> _MATERIAL FOR THIS TASK_:
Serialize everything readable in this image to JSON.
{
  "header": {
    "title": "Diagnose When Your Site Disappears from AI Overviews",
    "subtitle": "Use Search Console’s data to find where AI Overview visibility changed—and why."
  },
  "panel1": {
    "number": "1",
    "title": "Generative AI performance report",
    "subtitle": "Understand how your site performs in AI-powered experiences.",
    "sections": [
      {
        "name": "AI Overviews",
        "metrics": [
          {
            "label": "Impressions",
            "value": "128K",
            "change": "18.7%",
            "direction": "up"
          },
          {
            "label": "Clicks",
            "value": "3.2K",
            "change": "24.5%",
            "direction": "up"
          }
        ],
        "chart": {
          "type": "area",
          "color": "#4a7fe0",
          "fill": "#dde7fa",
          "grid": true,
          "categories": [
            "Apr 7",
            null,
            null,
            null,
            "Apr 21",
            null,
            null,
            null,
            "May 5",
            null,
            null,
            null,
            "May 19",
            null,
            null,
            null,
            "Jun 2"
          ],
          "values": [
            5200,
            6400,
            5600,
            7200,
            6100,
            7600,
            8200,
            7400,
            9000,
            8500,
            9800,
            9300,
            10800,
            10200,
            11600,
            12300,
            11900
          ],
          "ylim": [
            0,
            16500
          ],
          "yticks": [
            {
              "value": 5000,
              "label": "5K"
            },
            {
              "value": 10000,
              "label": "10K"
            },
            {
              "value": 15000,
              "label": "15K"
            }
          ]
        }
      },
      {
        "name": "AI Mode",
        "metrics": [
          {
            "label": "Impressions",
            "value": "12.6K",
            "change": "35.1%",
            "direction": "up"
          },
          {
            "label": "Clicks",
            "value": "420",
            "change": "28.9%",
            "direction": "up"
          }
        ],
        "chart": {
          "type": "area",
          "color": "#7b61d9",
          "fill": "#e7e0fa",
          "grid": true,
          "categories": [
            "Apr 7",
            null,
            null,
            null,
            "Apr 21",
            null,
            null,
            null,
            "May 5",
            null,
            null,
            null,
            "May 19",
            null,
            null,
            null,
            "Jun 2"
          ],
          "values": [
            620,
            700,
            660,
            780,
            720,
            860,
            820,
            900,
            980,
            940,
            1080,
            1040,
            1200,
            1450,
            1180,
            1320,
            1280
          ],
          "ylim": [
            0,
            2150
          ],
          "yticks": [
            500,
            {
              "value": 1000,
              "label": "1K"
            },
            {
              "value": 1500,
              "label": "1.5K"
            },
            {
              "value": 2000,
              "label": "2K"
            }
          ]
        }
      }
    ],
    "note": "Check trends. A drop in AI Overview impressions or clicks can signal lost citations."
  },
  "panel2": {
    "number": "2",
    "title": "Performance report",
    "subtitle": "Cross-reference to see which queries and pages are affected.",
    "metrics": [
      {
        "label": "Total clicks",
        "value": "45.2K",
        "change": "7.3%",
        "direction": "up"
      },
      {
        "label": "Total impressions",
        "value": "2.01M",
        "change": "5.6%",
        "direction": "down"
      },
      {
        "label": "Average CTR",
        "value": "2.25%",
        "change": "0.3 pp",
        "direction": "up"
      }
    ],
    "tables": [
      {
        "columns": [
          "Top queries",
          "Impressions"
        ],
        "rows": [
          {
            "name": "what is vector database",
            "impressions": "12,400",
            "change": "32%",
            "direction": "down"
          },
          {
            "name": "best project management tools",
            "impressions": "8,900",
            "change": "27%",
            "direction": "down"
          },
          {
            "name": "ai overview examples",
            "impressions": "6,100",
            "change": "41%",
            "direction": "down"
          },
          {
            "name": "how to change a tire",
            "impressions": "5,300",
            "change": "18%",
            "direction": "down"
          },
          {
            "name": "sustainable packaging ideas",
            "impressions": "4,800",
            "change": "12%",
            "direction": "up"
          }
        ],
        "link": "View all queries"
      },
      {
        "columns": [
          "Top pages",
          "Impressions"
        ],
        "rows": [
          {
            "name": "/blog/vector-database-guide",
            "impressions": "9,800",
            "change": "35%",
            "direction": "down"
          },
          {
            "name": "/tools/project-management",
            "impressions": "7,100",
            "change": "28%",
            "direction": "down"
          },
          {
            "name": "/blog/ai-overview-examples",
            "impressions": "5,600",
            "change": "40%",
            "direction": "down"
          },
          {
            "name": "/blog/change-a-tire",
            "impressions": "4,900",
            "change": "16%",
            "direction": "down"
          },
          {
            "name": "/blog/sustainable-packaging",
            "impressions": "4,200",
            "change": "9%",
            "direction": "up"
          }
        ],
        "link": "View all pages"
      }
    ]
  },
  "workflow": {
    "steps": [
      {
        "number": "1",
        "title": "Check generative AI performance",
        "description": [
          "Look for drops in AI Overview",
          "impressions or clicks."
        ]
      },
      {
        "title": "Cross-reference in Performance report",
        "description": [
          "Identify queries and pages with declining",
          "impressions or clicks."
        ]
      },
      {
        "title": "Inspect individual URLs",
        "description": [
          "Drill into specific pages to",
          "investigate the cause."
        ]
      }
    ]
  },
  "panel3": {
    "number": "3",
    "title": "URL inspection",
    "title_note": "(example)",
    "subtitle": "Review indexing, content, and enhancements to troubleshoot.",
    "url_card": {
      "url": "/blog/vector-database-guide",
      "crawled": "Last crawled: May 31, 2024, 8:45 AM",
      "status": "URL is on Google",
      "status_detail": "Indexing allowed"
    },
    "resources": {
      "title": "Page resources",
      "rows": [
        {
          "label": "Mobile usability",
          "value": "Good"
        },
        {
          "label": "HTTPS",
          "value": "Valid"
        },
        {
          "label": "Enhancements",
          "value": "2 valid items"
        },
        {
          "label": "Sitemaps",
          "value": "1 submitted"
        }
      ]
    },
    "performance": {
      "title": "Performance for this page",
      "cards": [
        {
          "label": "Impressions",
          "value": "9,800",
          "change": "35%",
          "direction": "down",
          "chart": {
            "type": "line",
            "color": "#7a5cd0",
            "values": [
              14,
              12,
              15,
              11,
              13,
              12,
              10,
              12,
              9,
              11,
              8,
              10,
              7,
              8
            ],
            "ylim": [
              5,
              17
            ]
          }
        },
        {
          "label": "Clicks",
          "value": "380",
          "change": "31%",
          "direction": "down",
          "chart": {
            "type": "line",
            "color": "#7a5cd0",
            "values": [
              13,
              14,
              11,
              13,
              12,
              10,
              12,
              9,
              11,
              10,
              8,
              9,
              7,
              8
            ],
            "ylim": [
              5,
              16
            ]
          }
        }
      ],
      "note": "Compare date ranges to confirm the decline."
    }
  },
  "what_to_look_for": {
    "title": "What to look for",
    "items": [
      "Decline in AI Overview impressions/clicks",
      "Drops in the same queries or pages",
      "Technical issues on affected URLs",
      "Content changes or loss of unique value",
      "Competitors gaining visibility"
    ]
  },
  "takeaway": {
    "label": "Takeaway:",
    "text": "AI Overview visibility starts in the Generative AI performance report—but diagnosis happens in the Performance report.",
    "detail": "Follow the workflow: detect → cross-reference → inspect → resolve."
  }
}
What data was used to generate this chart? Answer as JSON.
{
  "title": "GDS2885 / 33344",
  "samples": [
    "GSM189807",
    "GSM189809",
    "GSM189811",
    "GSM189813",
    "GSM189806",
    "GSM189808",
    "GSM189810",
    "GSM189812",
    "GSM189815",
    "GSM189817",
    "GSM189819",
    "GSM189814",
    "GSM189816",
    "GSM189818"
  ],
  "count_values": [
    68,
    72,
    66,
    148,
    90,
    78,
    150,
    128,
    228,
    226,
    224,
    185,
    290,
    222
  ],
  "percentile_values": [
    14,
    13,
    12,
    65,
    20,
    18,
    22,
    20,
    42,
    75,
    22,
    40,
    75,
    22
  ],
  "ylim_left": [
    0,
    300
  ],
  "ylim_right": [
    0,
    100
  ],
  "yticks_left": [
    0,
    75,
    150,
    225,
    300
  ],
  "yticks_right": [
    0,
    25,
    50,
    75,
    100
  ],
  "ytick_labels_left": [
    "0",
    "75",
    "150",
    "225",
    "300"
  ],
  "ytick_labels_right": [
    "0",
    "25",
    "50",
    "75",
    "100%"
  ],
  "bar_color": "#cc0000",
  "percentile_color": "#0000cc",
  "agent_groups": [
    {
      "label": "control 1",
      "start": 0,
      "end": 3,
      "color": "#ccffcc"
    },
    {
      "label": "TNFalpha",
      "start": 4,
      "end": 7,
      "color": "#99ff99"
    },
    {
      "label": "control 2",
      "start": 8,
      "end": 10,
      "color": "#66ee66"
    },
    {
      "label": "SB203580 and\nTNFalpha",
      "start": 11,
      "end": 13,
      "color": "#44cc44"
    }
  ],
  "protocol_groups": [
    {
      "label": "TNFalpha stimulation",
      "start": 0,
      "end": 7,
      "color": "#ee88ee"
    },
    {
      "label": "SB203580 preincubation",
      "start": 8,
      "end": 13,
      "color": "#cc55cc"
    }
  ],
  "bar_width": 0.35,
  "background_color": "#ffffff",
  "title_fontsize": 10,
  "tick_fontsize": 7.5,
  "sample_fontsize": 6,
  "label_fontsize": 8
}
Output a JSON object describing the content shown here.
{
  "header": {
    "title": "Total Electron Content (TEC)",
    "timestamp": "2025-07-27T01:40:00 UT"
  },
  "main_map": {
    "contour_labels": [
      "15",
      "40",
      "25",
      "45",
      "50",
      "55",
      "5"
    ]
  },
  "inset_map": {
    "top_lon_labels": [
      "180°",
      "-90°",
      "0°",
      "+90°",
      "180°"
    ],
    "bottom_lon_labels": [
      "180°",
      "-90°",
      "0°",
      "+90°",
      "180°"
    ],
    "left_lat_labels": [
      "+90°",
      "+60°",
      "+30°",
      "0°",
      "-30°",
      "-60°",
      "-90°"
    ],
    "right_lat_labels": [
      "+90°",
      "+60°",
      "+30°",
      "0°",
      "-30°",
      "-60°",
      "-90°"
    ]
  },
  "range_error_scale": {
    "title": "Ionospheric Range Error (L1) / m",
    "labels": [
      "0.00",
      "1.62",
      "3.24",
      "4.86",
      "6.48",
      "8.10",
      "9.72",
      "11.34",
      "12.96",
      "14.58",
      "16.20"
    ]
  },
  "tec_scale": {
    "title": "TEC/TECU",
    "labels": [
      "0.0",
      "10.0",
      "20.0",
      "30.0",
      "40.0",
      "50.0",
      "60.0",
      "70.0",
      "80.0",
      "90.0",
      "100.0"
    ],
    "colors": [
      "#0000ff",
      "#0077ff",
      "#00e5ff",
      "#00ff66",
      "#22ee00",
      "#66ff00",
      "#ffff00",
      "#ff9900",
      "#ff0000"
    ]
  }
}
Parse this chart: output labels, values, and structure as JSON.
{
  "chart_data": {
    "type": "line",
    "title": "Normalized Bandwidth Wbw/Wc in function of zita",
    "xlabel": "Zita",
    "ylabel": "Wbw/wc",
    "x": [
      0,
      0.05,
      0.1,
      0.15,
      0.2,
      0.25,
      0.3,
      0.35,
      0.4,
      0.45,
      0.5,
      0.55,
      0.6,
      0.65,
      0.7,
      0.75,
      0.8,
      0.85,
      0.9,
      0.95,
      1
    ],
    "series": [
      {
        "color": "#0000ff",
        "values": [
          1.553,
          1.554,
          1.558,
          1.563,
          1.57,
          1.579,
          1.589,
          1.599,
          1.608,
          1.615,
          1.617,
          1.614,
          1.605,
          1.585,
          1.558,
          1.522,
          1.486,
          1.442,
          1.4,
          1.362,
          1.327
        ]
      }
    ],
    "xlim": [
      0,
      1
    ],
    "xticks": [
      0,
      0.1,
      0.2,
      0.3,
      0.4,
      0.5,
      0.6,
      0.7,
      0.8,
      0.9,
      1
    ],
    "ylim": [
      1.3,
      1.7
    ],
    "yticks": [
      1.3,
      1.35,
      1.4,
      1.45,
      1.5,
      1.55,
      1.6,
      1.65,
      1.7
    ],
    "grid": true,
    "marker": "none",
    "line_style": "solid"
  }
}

> _SET EXERCISE_: Using the records above, pull out each line where the word "project" occurs.

> _FULL ANSWER_:
            "name": "best project management tools",
            "name": "/tools/project-management",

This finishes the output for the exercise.